Objetivo → ¿Puedes transcribir tal cual, del texto sobre la exposición de arte y cine de animación en Italia, el pasaje que se abre con las palabras que contienen "Bruno Di Marino, gran" y se cierra con "por la luz."?

Texto para leer →
──────────
Desde los maestros paleolíticos que pintaron la carrera de bisontes en las cuevas de Lascaux hasta el “dinámico” perrito del cuadro de Giacomo Balla de 1912, los pintores siempre han soñado con representar el movimiento. Y a menudo lo han conseguido, gracias a trucos de perspectiva e invenciones espaciales. La exposición romana A mano libera. Arte e cinema di animazione in Italia (1957-1977) arroja luz sobre ese momento particular e irrepetible en el que el deseo de siglos de investigación sobre la imagen de ser arrancada de su eterna condición de estática tomó forma realmente con éxito. Y esto, exactamente en los veinte años de Carrusel (1957-1977), de la mano de escultores, pintores, fotógrafos y artistas gráficos que explotaron las técnicas del cine de animación y las de la industria del dibujo animado. Mediante recursos de baja tecnología de extraordinaria inventiva y, a menudo, conmovedora y pobre poesía.
Bruno Di Marino, gran estudioso de esta tendencia nicho (pero valiosa) del arte italiano, ha reunido las experiencias de trece autores. Y ha reunido bocetos, fondos, rodovets, storyboards y películas (una treintena), para situarlos junto a obras de arte clásicas, como en el caso de las pinturas de los años setenta de Bruno Ceccobelli (en la década siguiente entre los protagonistas de la vuelta a la pintura de la llamada Escuela Romana de San Lorenzo y aquí descubierto por primera vez como dibujante), para leerlos en paralelo, o en intersección, con las películas de 8 o 16 milímetros rayadas, dibujadas y coloreadas antes de ser introducidas en el proyector. Y a partir de ahí animadas por la luz.
──────────
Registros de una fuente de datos
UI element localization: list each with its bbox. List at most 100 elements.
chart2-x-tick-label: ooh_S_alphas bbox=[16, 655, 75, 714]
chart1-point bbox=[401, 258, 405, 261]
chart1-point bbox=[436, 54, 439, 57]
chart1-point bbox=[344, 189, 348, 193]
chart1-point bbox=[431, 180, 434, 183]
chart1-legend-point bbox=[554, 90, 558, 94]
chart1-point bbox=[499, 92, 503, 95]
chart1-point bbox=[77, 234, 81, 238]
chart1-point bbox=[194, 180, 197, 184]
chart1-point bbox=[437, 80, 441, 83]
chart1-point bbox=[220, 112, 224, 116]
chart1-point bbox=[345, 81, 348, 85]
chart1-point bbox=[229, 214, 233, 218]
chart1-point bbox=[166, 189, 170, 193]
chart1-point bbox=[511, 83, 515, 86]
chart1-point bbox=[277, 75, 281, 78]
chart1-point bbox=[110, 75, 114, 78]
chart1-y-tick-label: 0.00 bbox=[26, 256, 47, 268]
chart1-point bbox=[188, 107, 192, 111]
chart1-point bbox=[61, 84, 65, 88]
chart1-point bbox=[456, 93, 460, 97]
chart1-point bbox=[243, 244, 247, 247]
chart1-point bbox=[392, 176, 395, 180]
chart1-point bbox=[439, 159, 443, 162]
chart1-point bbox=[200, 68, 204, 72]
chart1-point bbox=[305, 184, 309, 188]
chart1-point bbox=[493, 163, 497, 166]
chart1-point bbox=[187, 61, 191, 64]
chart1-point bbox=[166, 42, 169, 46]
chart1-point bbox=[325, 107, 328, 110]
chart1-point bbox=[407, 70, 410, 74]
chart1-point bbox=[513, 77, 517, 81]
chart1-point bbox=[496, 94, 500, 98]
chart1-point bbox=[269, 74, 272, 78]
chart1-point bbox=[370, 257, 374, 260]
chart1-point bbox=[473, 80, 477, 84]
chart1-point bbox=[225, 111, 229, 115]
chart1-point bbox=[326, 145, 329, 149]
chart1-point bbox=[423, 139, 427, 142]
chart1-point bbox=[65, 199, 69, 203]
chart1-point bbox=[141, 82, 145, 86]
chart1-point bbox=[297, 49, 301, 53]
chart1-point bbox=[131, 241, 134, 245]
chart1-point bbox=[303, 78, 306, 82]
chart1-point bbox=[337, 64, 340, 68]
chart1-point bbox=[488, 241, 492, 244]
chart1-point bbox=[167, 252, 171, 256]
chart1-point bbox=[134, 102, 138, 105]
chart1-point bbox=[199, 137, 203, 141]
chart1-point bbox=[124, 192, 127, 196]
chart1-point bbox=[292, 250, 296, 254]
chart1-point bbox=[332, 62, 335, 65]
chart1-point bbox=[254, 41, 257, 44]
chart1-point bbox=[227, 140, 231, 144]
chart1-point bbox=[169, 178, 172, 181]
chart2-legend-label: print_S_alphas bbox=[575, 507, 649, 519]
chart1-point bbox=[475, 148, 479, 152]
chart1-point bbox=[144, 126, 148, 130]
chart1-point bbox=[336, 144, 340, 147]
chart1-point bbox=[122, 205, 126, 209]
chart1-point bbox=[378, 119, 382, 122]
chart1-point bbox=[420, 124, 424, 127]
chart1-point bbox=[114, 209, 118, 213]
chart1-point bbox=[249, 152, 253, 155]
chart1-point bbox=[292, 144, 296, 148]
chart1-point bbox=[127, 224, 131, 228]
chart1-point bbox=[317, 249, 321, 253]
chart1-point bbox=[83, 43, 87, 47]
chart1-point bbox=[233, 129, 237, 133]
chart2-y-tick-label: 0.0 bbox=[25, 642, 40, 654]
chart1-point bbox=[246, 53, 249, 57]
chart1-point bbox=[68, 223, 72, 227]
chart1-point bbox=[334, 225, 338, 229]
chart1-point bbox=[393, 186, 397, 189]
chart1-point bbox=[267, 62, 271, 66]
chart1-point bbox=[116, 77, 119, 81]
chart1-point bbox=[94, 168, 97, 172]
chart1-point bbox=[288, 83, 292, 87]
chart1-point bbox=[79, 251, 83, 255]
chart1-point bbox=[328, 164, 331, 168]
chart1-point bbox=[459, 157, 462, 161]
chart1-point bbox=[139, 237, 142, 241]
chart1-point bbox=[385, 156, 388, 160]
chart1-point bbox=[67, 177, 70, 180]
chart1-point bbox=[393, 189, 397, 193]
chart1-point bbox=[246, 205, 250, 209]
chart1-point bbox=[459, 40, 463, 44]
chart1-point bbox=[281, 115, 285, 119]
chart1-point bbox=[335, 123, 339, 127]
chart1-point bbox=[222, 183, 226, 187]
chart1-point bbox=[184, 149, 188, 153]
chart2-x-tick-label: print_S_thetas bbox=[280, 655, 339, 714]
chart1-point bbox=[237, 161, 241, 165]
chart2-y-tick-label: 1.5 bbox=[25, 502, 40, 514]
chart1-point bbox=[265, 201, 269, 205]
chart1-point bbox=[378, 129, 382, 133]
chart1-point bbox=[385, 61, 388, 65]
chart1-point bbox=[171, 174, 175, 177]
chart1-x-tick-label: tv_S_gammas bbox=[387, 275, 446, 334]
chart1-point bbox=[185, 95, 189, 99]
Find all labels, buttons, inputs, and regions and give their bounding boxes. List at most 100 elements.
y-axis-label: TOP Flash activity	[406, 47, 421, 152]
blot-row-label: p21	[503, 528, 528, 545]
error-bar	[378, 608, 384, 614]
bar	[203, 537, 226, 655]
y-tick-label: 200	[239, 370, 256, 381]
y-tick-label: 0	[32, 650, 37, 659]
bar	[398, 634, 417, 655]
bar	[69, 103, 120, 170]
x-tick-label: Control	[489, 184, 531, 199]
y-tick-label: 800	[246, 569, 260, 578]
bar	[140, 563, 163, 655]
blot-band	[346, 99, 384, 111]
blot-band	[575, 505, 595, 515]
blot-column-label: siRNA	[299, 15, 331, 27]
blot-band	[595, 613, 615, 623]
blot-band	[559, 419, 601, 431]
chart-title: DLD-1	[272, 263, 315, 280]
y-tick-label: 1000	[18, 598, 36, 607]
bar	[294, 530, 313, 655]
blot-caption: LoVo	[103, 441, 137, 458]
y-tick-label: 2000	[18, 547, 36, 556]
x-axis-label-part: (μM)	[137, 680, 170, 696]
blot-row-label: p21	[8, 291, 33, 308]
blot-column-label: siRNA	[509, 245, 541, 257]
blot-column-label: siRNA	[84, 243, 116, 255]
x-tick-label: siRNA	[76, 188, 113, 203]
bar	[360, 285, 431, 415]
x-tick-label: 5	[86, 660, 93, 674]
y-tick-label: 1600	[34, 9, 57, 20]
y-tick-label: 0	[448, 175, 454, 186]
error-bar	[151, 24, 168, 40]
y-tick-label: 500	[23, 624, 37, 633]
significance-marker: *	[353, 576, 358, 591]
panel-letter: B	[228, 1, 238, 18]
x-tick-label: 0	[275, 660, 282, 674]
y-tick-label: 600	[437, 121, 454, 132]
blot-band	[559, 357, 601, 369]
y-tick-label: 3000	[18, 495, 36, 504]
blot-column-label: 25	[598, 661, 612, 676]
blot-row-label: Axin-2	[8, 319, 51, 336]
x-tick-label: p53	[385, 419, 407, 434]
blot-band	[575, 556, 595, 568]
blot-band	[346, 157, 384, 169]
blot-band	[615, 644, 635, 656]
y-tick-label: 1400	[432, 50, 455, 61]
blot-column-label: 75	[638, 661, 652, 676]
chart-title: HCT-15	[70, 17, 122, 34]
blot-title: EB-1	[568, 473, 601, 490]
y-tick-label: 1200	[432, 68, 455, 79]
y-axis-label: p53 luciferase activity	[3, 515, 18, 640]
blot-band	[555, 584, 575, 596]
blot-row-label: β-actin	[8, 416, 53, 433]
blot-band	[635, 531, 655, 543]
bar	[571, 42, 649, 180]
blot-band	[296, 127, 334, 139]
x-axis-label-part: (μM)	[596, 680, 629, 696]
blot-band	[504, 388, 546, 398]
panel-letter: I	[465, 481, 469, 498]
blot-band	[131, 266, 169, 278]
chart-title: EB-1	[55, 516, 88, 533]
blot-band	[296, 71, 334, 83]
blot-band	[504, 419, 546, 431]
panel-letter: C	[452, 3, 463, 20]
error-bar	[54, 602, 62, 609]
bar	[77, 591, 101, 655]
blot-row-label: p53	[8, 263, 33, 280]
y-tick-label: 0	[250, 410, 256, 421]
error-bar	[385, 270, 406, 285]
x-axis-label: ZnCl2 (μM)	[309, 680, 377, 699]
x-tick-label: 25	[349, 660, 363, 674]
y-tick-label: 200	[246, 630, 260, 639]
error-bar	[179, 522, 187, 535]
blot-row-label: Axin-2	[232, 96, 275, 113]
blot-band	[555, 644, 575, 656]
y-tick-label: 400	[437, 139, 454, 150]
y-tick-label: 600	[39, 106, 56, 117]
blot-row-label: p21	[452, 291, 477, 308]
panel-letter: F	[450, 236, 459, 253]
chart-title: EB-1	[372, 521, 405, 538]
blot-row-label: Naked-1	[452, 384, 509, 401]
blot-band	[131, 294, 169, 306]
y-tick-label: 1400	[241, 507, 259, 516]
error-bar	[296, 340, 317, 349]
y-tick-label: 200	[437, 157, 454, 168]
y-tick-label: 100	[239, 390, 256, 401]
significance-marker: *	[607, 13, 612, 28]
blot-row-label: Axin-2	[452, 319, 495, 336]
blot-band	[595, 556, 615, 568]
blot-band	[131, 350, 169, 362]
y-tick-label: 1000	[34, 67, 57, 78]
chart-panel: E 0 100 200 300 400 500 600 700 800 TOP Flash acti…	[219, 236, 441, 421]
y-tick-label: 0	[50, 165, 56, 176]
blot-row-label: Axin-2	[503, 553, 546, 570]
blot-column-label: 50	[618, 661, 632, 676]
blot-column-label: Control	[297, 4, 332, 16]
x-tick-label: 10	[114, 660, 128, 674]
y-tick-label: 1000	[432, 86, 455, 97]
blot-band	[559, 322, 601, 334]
──────────
Solución →
Bruno Di Marino, gran estudioso de esta tendencia nicho (pero valiosa) del arte italiano, ha reunido las experiencias de trece autores. Y ha reunido bocetos, fondos, rodovets, storyboards y películas (una treintena), para situarlos junto a obras de arte clásicas, como en el caso de las pinturas de los años setenta de Bruno Ceccobelli (en la década siguiente entre los protagonistas de la vuelta a la pintura de la llamada Escuela Romana de San Lorenzo y aquí descubierto por primera vez como dibujante), para leerlos en paralelo, o en intersección, con las películas de 8 o 16 milímetros rayadas, dibujadas y coloreadas antes de ser introducidas en el proyector. Y a partir de ahí animadas por la luz.